◆ **Instructions**
A. Please copy the essay excerpt on the four loves word for word, from "Instead, the eros" up to and including "Achilles’s mournful rage.".
B. Which of the four loves does the essay excerpt on the four loves say appears most at risk of extinction?

◆ **Document excerpt**

──────

One popular (modern) interpretation of The Iliad is that Achilles and Patroklos are in a homosexual relationship. Setting aside the fact that they are cousins, the case is simple enough. Homer’s words for their relationship are often translated in “love” terms, Achilles often refers to Patroklos with phrases such as “my heart’s companion,” and Achilles mourns Patroklos with the kind of pain and ferocity that we moderns typically only associate with people who have either a nuclear relationship or a sexual bond with one another. Achilles and Patroklos aren’t brothers, therefore their bond must be erotic, in the modern sense. But this is not so. Yes, it is fair to say that Achilles and Patroklos are lovers, but their love is not sexual in nature.
Instead, the eros that they hold for each other is not filtered through the belly, where lust and sexual desire manifest, but through the chest and the mind. They love each other, in the philial sense, and their eros, their desire, is for the other to attain glory, to realize his full potential and become the best version of himself. They desire each other to find the freedom in their form, or, as Lewis will put it a few paragraphs from now, to “liberate their splendor.” Patroklos’s death cuts him off from that realization, and this fuels Achilles’s mournful rage.
Now, the first three loves are the so-called “natural loves.” Eros is desire, and storge is a mixture of empathy and familiarity that cultivates our affection and bonhomie toward our fellow man. Of the four loves, storge appears to be the most at risk of extinction, all but vanished now underneath the hail of cliques and ideologies that we have stapled to the concept of identity. I won’t mourn this loss further. If you’re interested, Lewis wrote another book called The Abolition of Man that explains it.
Philia is friendship, but a kind of friendship that Lewis mourns as a sort of lost art; in which, “This love, free from instinct, free from all duties but those whose love has freely assumed, almost wholly free from jealousy, and free without qualification from the need to be needed, is eminently spiritual.” Philia, for Lewis, is the most admirable of the natural loves, because it calls people to a place beyond their humanity out of common understanding and appreciation, and this call is answered entirely by the self, without the potent gratifications of sex or enfranchisement.
Finally, agape is God’s love, which is not a feeling or an emotion, but instead a selfless, unconditional will to care for His creation. The natural loves, Lewis contends, are not self-sufficient, but demand a kind of overriding goodness that enables and protects them. Lewis explains it in terms of a garden, a gardener, and “The Gardener:”

──────

◆ **Supplied material**

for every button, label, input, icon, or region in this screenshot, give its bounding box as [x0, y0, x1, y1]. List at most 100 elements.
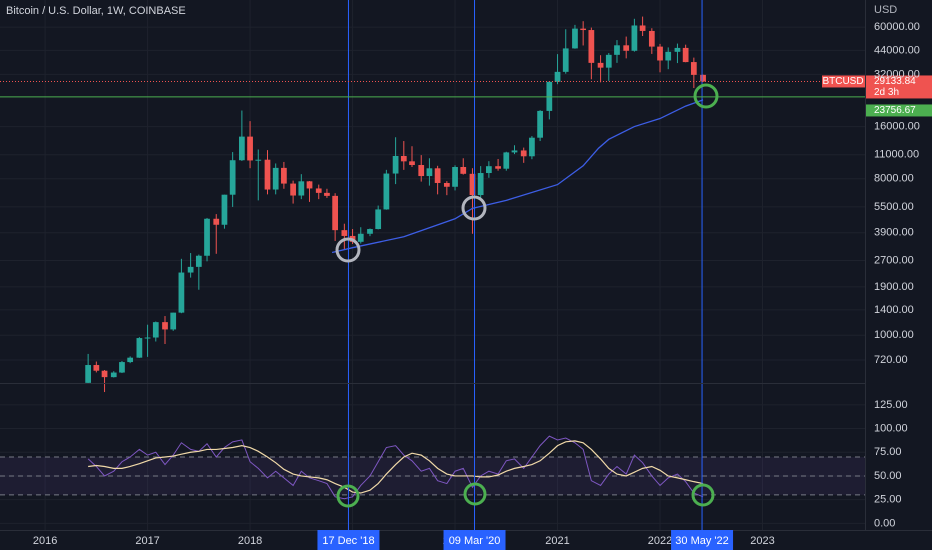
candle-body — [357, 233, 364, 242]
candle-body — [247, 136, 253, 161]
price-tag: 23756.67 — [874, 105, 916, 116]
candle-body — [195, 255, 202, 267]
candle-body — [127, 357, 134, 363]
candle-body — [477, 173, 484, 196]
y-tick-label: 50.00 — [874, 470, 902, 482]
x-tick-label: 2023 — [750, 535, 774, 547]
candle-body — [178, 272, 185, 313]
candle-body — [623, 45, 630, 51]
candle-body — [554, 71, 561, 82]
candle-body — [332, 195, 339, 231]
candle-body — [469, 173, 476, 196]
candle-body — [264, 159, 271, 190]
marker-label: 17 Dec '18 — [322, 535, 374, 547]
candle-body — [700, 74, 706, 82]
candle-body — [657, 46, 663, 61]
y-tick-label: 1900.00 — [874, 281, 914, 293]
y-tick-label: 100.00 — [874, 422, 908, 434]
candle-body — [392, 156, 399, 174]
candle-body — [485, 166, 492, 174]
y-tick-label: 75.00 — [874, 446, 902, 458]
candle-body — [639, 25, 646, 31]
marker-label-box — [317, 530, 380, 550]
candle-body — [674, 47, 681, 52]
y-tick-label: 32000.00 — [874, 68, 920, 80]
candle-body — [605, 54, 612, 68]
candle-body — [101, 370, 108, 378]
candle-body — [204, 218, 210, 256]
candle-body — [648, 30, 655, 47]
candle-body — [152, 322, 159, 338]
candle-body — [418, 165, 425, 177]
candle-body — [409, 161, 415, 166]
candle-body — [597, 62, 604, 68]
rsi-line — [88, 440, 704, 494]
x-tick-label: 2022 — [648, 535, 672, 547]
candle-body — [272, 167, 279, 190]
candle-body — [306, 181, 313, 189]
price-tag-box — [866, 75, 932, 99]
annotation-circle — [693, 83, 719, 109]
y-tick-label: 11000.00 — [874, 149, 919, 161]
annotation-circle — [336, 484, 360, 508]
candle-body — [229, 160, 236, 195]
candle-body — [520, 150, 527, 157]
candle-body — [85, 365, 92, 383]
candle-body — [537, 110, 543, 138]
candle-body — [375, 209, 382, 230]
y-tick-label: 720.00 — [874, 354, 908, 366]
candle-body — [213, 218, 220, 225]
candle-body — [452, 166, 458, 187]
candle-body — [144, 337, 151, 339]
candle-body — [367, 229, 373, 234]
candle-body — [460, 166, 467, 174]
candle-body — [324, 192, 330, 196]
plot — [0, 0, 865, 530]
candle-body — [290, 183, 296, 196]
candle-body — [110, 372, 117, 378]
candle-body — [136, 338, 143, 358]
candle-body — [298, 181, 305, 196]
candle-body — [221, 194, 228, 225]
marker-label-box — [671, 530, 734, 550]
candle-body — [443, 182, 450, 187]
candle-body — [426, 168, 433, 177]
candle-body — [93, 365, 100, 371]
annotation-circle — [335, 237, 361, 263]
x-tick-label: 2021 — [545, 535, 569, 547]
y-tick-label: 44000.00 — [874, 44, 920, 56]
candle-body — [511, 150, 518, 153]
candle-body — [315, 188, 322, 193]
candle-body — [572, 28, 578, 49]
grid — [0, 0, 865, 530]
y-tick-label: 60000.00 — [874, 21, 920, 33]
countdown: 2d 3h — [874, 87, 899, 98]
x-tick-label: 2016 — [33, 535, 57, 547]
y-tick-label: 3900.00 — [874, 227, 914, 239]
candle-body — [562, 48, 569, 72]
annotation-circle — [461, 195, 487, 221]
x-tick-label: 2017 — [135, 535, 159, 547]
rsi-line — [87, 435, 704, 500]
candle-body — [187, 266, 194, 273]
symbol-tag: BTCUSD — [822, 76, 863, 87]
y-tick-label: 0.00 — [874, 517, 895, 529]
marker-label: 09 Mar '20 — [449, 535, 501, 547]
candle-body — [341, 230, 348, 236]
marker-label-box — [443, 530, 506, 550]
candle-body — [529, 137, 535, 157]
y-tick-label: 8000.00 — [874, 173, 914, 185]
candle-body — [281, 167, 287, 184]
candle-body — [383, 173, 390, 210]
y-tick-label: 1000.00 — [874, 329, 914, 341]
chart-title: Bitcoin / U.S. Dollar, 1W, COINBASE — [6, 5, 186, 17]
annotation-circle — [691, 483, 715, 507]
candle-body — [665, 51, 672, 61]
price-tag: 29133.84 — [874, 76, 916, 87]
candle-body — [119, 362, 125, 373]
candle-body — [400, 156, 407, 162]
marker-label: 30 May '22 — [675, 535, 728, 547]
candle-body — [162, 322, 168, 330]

──────

◆ **Full answers**
A.
Instead, the eros that they hold for each other is not filtered through the belly, where lust and sexual desire manifest, but through the chest and the mind. They love each other, in the philial sense, and their eros, their desire, is for the other to attain glory, to realize his full potential and become the best version of himself. They desire each other to find the freedom in their form, or, as Lewis will put it a few paragraphs from now, to “liberate their splendor.” Patroklos’s death cuts him off from that realization, and this fuels Achilles’s mournful rage.

B. Storge